What is expected: Can you find the lines of the listing that include "presses" and copy every one?

Record list:
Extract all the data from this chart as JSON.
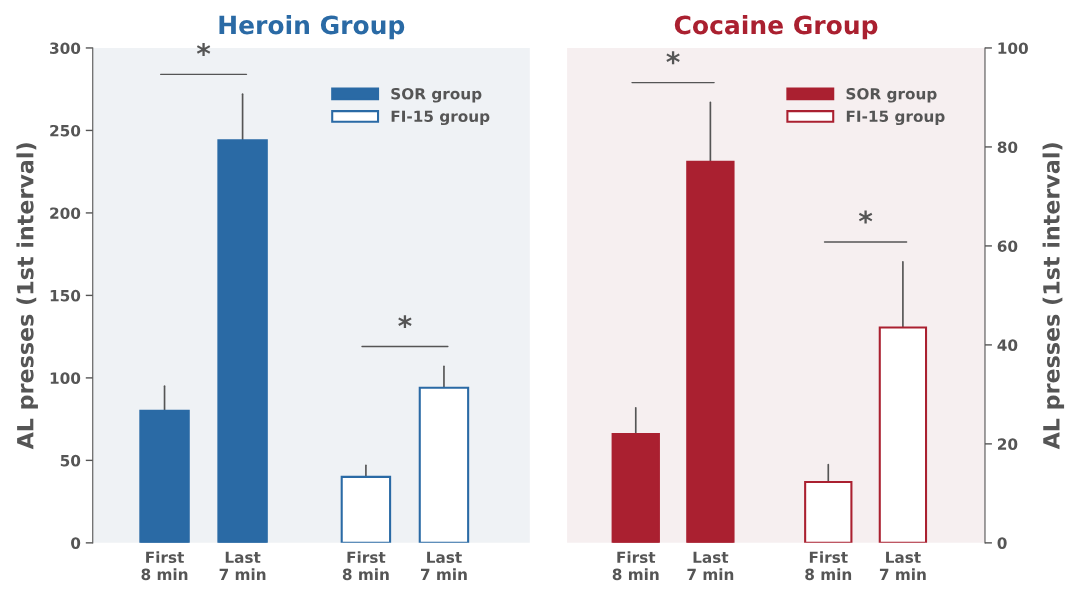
{
  "chart_data": [
    {
      "type": "bar",
      "title": "Heroin Group",
      "ylabel": "AL presses (1st interval)",
      "categories": [
        "First\n8 min",
        "Last\n7 min",
        "First\n8 min",
        "Last\n7 min"
      ],
      "series": [
        {
          "name": "SOR group",
          "color": "#2a6aa5",
          "values": [
            80,
            244,
            null,
            null
          ],
          "errors": [
            [
              80,
              95
            ],
            [
              244,
              272
            ],
            null,
            null
          ]
        },
        {
          "name": "FI-15 group",
          "color": "#2a6aa5",
          "values": [
            null,
            null,
            40,
            94
          ],
          "errors": [
            null,
            null,
            [
              40,
              47
            ],
            [
              94,
              107
            ]
          ]
        }
      ],
      "ylim": [
        0,
        300
      ],
      "yticks": [
        0,
        50,
        100,
        150,
        200,
        250,
        300
      ],
      "grid": false,
      "legend": "top right",
      "annotations": [
        "*",
        "*"
      ]
    },
    {
      "type": "bar",
      "title": "Cocaine Group",
      "y2label": "AL presses (1st interval)",
      "categories": [
        "First\n8 min",
        "Last\n7 min",
        "First\n8 min",
        "Last\n7 min"
      ],
      "series": [
        {
          "name": "SOR group",
          "color": "#aa2030",
          "axis": "y2",
          "values": [
            22,
            77,
            null,
            null
          ],
          "errors": [
            [
              22,
              27.3
            ],
            [
              77,
              89
            ],
            null,
            null
          ]
        },
        {
          "name": "FI-15 group",
          "color": "#aa2030",
          "axis": "y2",
          "values": [
            null,
            null,
            12.3,
            43.5
          ],
          "errors": [
            null,
            null,
            [
              12.3,
              15.8
            ],
            [
              43.5,
              56.8
            ]
          ]
        }
      ],
      "y2lim": [
        0,
        100
      ],
      "y2ticks": [
        0,
        20,
        40,
        60,
        80,
        100
      ],
      "grid": false,
      "legend": "top right",
      "annotations": [
        "*",
        "*"
      ]
    }
  ]
}
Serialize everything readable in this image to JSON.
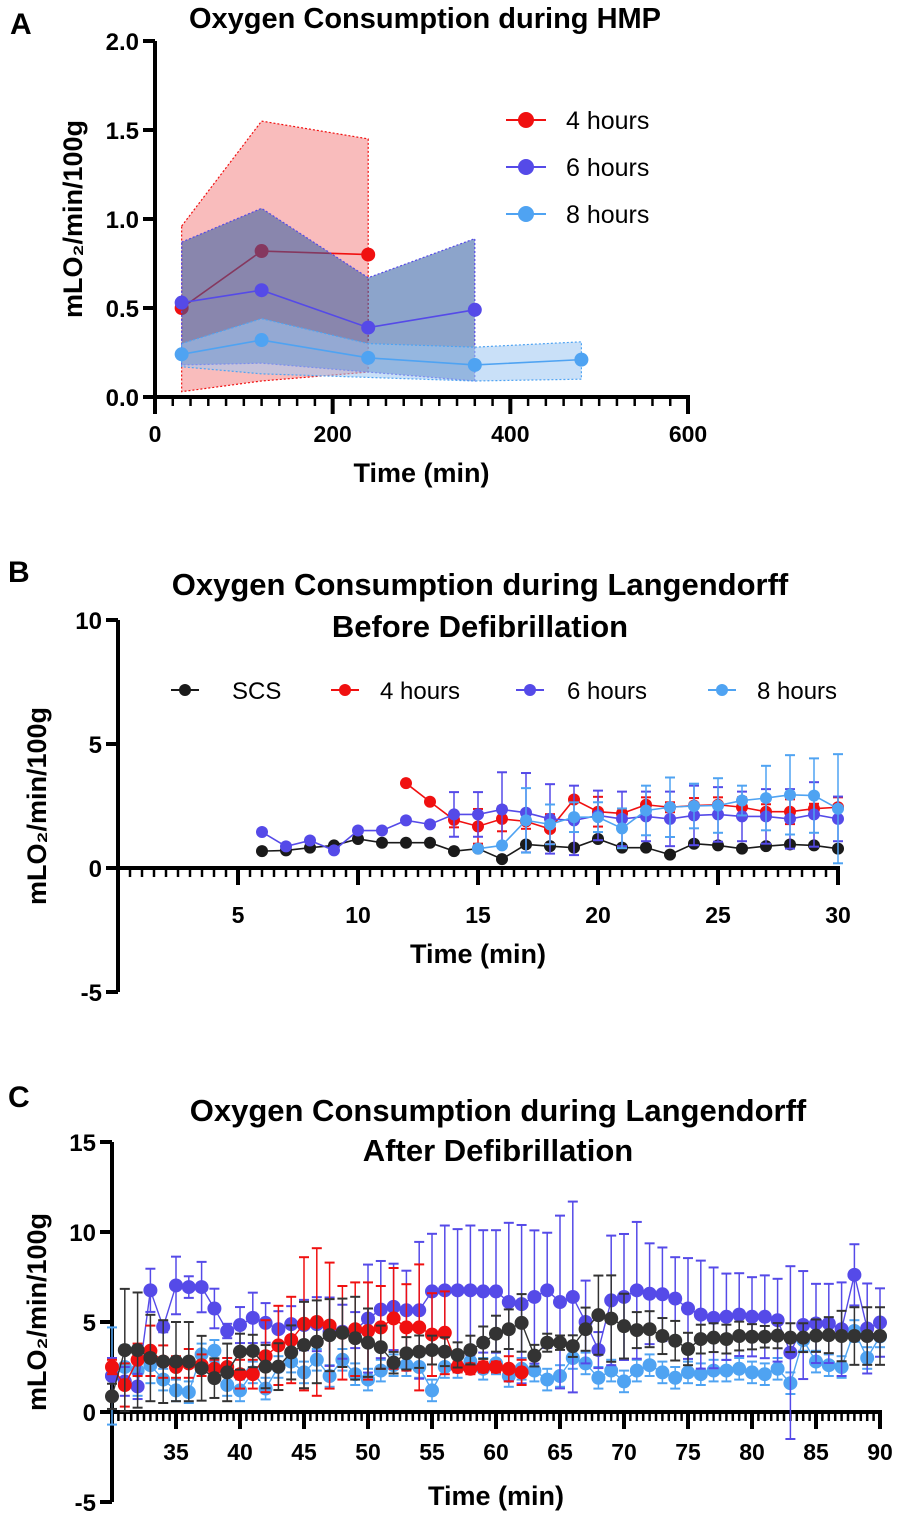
{
  "colors": {
    "scs": "#1a1a1a",
    "scs_c": "#333333",
    "h4": "#f01010",
    "h6": "#554ae8",
    "h8": "#4fa3f2"
  },
  "chart_data": [
    {
      "panel": "A",
      "type": "line",
      "title": "Oxygen Consumption during HMP",
      "xlabel": "Time (min)",
      "ylabel": "mLO₂/min/100g",
      "xlim": [
        0,
        600
      ],
      "ylim": [
        0,
        2.0
      ],
      "xticks": [
        0,
        200,
        400,
        600
      ],
      "yticks": [
        "0.0",
        "0.5",
        "1.0",
        "1.5",
        "2.0"
      ],
      "legend_position": "top-right",
      "error_style": "shaded band",
      "series": [
        {
          "name": "4 hours",
          "color_key": "h4",
          "x": [
            30,
            120,
            240
          ],
          "y": [
            0.5,
            0.82,
            0.8
          ],
          "lower": [
            0.03,
            0.09,
            0.14
          ],
          "upper": [
            0.96,
            1.55,
            1.45
          ]
        },
        {
          "name": "6 hours",
          "color_key": "h6",
          "x": [
            30,
            120,
            240,
            360
          ],
          "y": [
            0.53,
            0.6,
            0.39,
            0.49
          ],
          "lower": [
            0.18,
            0.19,
            0.14,
            0.09
          ],
          "upper": [
            0.87,
            1.06,
            0.67,
            0.89
          ]
        },
        {
          "name": "8 hours",
          "color_key": "h8",
          "x": [
            30,
            120,
            240,
            360,
            480
          ],
          "y": [
            0.24,
            0.32,
            0.22,
            0.18,
            0.21
          ],
          "lower": [
            0.17,
            0.13,
            0.11,
            0.09,
            0.1
          ],
          "upper": [
            0.3,
            0.44,
            0.3,
            0.28,
            0.31
          ]
        }
      ]
    },
    {
      "panel": "B",
      "type": "line",
      "title": [
        "Oxygen Consumption during Langendorff",
        "Before Defibrillation"
      ],
      "xlabel": "Time (min)",
      "ylabel": "mLO₂/min/100g",
      "xlim": [
        0,
        30
      ],
      "ylim": [
        -5,
        10
      ],
      "xticks": [
        5,
        10,
        15,
        20,
        25,
        30
      ],
      "yticks": [
        "-5",
        "0",
        "5",
        "10"
      ],
      "legend_position": "top",
      "error_style": "error bars",
      "series": [
        {
          "name": "SCS",
          "color_key": "scs",
          "x0": 6,
          "y": [
            0.68,
            0.71,
            0.82,
            0.91,
            1.17,
            1.02,
            1.02,
            1.02,
            0.68,
            0.78,
            0.36,
            0.95,
            0.88,
            0.82,
            1.17,
            0.82,
            0.82,
            0.54,
            0.98,
            0.91,
            0.78,
            0.88,
            0.95,
            0.91,
            0.78
          ],
          "err": []
        },
        {
          "name": "4 hours",
          "color_key": "h4",
          "x0": 12,
          "y": [
            3.42,
            2.67,
            1.94,
            1.68,
            1.98,
            1.88,
            1.57,
            2.76,
            2.27,
            2.2,
            2.55,
            2.45,
            2.52,
            2.55,
            2.45,
            2.27,
            2.27,
            2.39,
            2.45
          ],
          "err": [
            0,
            0,
            0.3,
            0.7,
            0.5,
            0.3,
            0.6,
            0.1,
            0.6,
            0.2,
            0.3,
            0.2,
            0.3,
            0.3,
            0.4,
            0.3,
            0.5,
            0.2,
            0.4
          ]
        },
        {
          "name": "6 hours",
          "color_key": "h6",
          "x0": 6,
          "y": [
            1.45,
            0.87,
            1.11,
            0.71,
            1.51,
            1.51,
            1.92,
            1.76,
            2.16,
            2.16,
            2.36,
            2.23,
            1.98,
            1.92,
            2.12,
            1.98,
            2.08,
            1.98,
            2.12,
            2.16,
            2.08,
            2.08,
            1.98,
            2.16,
            1.98
          ],
          "err": [
            0,
            0,
            0,
            0,
            0,
            0,
            0,
            0,
            0.9,
            0.9,
            1.5,
            1.6,
            1.4,
            1.4,
            1.0,
            1.1,
            1.0,
            1.1,
            1.2,
            1.1,
            1.0,
            1.1,
            1.2,
            1.3,
            0.9
          ]
        },
        {
          "name": "8 hours",
          "color_key": "h8",
          "x0": 15,
          "y": [
            0.78,
            0.91,
            1.92,
            1.76,
            2.05,
            2.05,
            1.6,
            2.32,
            2.45,
            2.5,
            2.52,
            2.72,
            2.82,
            2.95,
            2.92,
            2.39
          ],
          "err": [
            0,
            0.1,
            1.3,
            0.8,
            0.6,
            0.6,
            0.8,
            1.0,
            1.2,
            0.9,
            1.1,
            0.6,
            1.3,
            1.6,
            1.5,
            2.2
          ]
        }
      ]
    },
    {
      "panel": "C",
      "type": "line",
      "title": [
        "Oxygen Consumption during Langendorff",
        "After Defibrillation"
      ],
      "xlabel": "Time (min)",
      "ylabel": "mLO₂/min/100g",
      "xlim": [
        30,
        90
      ],
      "ylim": [
        -5,
        15
      ],
      "xticks": [
        35,
        40,
        45,
        50,
        55,
        60,
        65,
        70,
        75,
        80,
        85,
        90
      ],
      "yticks": [
        "-5",
        "0",
        "5",
        "10",
        "15"
      ],
      "error_style": "error bars",
      "series": [
        {
          "name": "8 hours",
          "color_key": "h8",
          "x0": 30,
          "y": [
            2.0,
            2.5,
            2.3,
            2.6,
            1.8,
            1.2,
            1.1,
            3.2,
            3.4,
            1.5,
            1.2,
            2.2,
            1.3,
            2.5,
            2.8,
            2.2,
            2.9,
            2.0,
            2.9,
            2.1,
            1.8,
            2.3,
            2.6,
            2.6,
            2.5,
            1.2,
            2.5,
            2.5,
            2.8,
            2.4,
            2.7,
            2.0,
            2.4,
            2.3,
            1.8,
            2.0,
            3.0,
            2.7,
            1.9,
            2.3,
            1.7,
            2.3,
            2.6,
            2.2,
            1.9,
            2.2,
            2.1,
            2.3,
            2.3,
            2.4,
            2.2,
            2.1,
            2.4,
            1.6,
            4.0,
            2.8,
            2.6,
            2.5,
            4.5,
            3.0,
            4.2
          ],
          "err": [
            2.7,
            1.2,
            1.4,
            1.0,
            0.6,
            0.6,
            0.6,
            0.6,
            0.6,
            0.6,
            0.6,
            0.6,
            0.6,
            0.6,
            0.6,
            0.6,
            0.6,
            0.6,
            0.6,
            0.6,
            0.6,
            0.6,
            0.6,
            0.6,
            0.6,
            0.6,
            0.6,
            0.6,
            0.6,
            0.6,
            0.6,
            0.6,
            0.6,
            0.6,
            0.6,
            0.6,
            0.6,
            0.6,
            0.6,
            0.6,
            0.6,
            0.6,
            0.6,
            0.6,
            0.6,
            0.6,
            0.6,
            0.6,
            0.6,
            0.6,
            0.6,
            0.6,
            0.6,
            0.6,
            0.6,
            0.6,
            0.6,
            0.6,
            0.6,
            0.6,
            0.6
          ]
        },
        {
          "name": "6 hours",
          "color_key": "h6",
          "x0": 30,
          "y": [
            2.0,
            1.7,
            1.42,
            6.76,
            4.73,
            7.03,
            6.94,
            6.94,
            5.75,
            4.5,
            4.83,
            5.23,
            4.95,
            4.6,
            4.88,
            4.83,
            4.88,
            4.46,
            4.46,
            4.55,
            5.19,
            5.69,
            5.84,
            5.65,
            5.65,
            6.7,
            6.76,
            6.76,
            6.76,
            6.7,
            6.7,
            6.11,
            5.99,
            6.39,
            6.76,
            6.11,
            6.39,
            5.0,
            3.44,
            6.2,
            6.39,
            6.76,
            6.57,
            6.54,
            6.3,
            5.75,
            5.41,
            5.23,
            5.29,
            5.41,
            5.29,
            5.29,
            5.1,
            3.3,
            4.83,
            4.92,
            4.92,
            4.6,
            7.62,
            4.64,
            4.97
          ],
          "err": [
            1.0,
            0.8,
            0.7,
            1.2,
            0.3,
            1.6,
            0.6,
            1.4,
            1.1,
            0.4,
            1.0,
            1.4,
            1.1,
            1.0,
            1.0,
            1.4,
            1.5,
            1.9,
            1.5,
            1.0,
            3.0,
            2.7,
            2.4,
            2.2,
            3.8,
            3.2,
            3.6,
            3.4,
            3.6,
            3.4,
            3.4,
            4.4,
            4.4,
            3.7,
            3.2,
            4.8,
            5.3,
            2.3,
            1.0,
            3.6,
            3.5,
            3.8,
            2.8,
            2.6,
            2.3,
            2.8,
            3.0,
            2.8,
            2.4,
            2.3,
            2.2,
            2.3,
            2.3,
            4.8,
            3.0,
            2.2,
            2.2,
            2.6,
            1.7,
            2.5,
            1.9
          ]
        },
        {
          "name": "4 hours",
          "color_key": "h4",
          "x0": 30,
          "y": [
            2.5,
            1.5,
            2.9,
            3.4,
            2.8,
            2.5,
            2.7,
            2.6,
            2.4,
            2.5,
            2.1,
            2.1,
            3.1,
            3.7,
            4.0,
            4.9,
            5.0,
            4.8,
            4.4,
            4.6,
            4.5,
            4.7,
            5.2,
            4.7,
            4.7,
            4.3,
            4.4,
            2.5,
            2.4,
            2.5,
            2.5,
            2.4,
            2.2
          ],
          "err": [
            0.4,
            1.2,
            0.9,
            1.4,
            0.9,
            0.6,
            0.8,
            0.6,
            0.5,
            0.5,
            0.8,
            0.8,
            2.0,
            2.2,
            2.4,
            3.7,
            4.1,
            3.5,
            2.6,
            2.6,
            2.7,
            2.3,
            2.8,
            2.4,
            3.5,
            2.3,
            2.3,
            0.3,
            0.3,
            0.3,
            0.3,
            0.7,
            0.7
          ]
        },
        {
          "name": "SCS",
          "color_key": "scs_c",
          "x0": 30,
          "y": [
            0.87,
            3.44,
            3.44,
            3.0,
            2.8,
            2.8,
            2.8,
            2.43,
            1.88,
            2.2,
            3.35,
            3.39,
            2.52,
            2.52,
            3.31,
            3.72,
            3.9,
            4.27,
            4.4,
            4.1,
            3.85,
            3.6,
            2.74,
            3.26,
            3.35,
            3.44,
            3.35,
            3.17,
            3.44,
            3.85,
            4.35,
            4.6,
            4.95,
            3.13,
            3.85,
            3.85,
            3.66,
            4.6,
            5.38,
            5.19,
            4.77,
            4.55,
            4.6,
            4.22,
            3.96,
            3.5,
            4.05,
            4.13,
            4.05,
            4.22,
            4.18,
            4.18,
            4.24,
            4.13,
            4.13,
            4.24,
            4.27,
            4.22,
            4.22,
            4.22,
            4.22
          ],
          "err": [
            0.7,
            3.4,
            3.2,
            2.4,
            2.3,
            2.2,
            2.2,
            1.8,
            1.1,
            1.6,
            1.0,
            0.9,
            1.2,
            1.3,
            1.5,
            2.4,
            2.3,
            2.0,
            1.9,
            2.3,
            1.9,
            1.2,
            0.6,
            0.9,
            0.9,
            0.8,
            0.8,
            0.7,
            0.8,
            0.9,
            1.0,
            1.1,
            1.6,
            0.6,
            0.5,
            0.4,
            0.6,
            1.2,
            2.2,
            2.4,
            1.8,
            1.0,
            1.0,
            1.0,
            1.1,
            0.9,
            0.8,
            0.8,
            0.8,
            0.8,
            0.7,
            0.6,
            0.7,
            0.8,
            0.8,
            0.9,
            1.0,
            1.4,
            1.6,
            1.6,
            1.6
          ]
        }
      ]
    }
  ]
}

Response to the exercise:
      "ylabel": "AL presses (1st interval)",
      "y2label": "AL presses (1st interval)",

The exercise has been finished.